■ **OBJECTIVE**:
Convert every line of the listing below into a Markdown table with the columns "Row" and "Line," numbering the rows and skipping blank lines. Leave the pictures out of your answer.

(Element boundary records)
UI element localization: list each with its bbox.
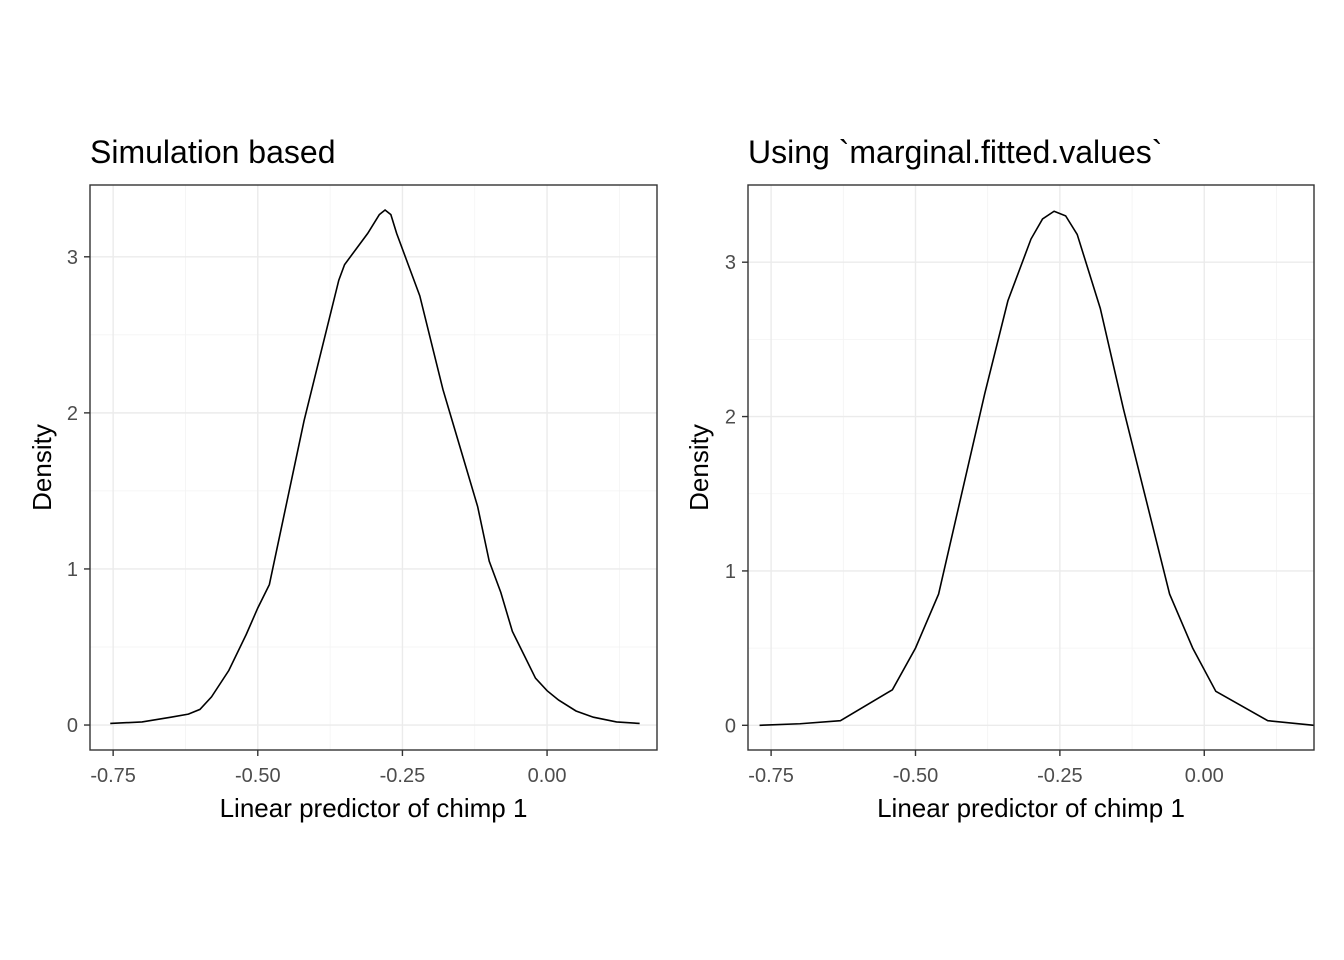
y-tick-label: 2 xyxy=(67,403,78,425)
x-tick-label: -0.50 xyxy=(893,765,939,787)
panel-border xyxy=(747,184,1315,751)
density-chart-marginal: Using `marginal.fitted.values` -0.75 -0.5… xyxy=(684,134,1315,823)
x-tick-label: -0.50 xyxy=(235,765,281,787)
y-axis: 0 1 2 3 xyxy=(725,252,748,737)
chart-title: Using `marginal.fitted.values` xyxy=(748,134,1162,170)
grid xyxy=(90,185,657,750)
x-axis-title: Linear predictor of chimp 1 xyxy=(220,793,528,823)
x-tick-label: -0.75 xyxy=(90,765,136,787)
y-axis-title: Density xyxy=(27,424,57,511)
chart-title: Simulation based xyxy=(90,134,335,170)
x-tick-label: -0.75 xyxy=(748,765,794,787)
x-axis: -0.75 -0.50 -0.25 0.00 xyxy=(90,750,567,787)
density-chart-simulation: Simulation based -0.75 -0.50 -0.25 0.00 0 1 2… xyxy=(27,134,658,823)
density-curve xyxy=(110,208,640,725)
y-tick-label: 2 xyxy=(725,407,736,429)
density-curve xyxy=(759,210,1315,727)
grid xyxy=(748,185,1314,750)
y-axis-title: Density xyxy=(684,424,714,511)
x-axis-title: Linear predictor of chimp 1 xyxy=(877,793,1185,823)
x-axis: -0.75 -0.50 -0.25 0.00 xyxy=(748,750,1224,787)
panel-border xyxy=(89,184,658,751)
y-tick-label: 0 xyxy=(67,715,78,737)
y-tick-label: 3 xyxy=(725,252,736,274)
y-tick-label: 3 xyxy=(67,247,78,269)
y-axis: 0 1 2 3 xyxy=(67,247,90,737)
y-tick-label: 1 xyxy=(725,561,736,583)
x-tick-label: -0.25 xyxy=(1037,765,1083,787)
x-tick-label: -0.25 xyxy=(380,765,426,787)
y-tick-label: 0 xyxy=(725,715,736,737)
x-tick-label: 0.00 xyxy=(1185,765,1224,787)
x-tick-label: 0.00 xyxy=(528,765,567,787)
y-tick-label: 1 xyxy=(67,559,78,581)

■ **WRITTEN ANSWER**:
| Row | Line |
|---|---|
| 1 | UI element localization: list each with its bbox. |
| 2 | y-tick-label: 2 xyxy=(67,403,78,425) |
| 3 | x-tick-label: -0.50 xyxy=(893,765,939,787) |
| 4 | panel-border xyxy=(747,184,1315,751) |
| 5 | density-chart-marginal: Using `marginal.fitted.values` -0.75 -0.5… xyxy=(684,134,1315,823) |
| 6 | x-tick-label: -0.50 xyxy=(235,765,281,787) |
| 7 | y-axis: 0 1 2 3 xyxy=(725,252,748,737) |
| 8 | chart-title: Using `marginal.fitted.values` xyxy=(748,134,1162,170) |
| 9 | grid xyxy=(90,185,657,750) |
| 10 | x-axis-title: Linear predictor of chimp 1 xyxy=(220,793,528,823) |
| 11 | x-tick-label: -0.75 xyxy=(90,765,136,787) |
| 12 | y-axis-title: Density xyxy=(27,424,57,511) |
| 13 | chart-title: Simulation based xyxy=(90,134,335,170) |
| 14 | x-tick-label: -0.75 xyxy=(748,765,794,787) |
| 15 | x-axis: -0.75 -0.50 -0.25 0.00 xyxy=(90,750,567,787) |
| 16 | density-chart-simulation: Simulation based -0.75 -0.50 -0.25 0.00 0 1 2… xyxy=(27,134,658,823) |
| 17 | density-curve xyxy=(110,208,640,725) |
| 18 | y-tick-label: 2 xyxy=(725,407,736,429) |
| 19 | density-curve xyxy=(759,210,1315,727) |
| 20 | grid xyxy=(748,185,1314,750) |
| 21 | y-axis-title: Density xyxy=(684,424,714,511) |
| 22 | x-axis-title: Linear predictor of chimp 1 xyxy=(877,793,1185,823) |
| 23 | x-axis: -0.75 -0.50 -0.25 0.00 xyxy=(748,750,1224,787) |
| 24 | panel-border xyxy=(89,184,658,751) |
| 25 | y-tick-label: 0 xyxy=(67,715,78,737) |
| 26 | y-tick-label: 3 xyxy=(725,252,736,274) |
| 27 | y-tick-label: 3 xyxy=(67,247,78,269) |
| 28 | y-axis: 0 1 2 3 xyxy=(67,247,90,737) |
| 29 | y-tick-label: 1 xyxy=(725,561,736,583) |
| 30 | x-tick-label: -0.25 xyxy=(1037,765,1083,787) |
| 31 | x-tick-label: -0.25 xyxy=(380,765,426,787) |
| 32 | y-tick-label: 0 xyxy=(725,715,736,737) |
| 33 | x-tick-label: 0.00 xyxy=(1185,765,1224,787) |
| 34 | x-tick-label: 0.00 xyxy=(528,765,567,787) |
| 35 | y-tick-label: 1 xyxy=(67,559,78,581) |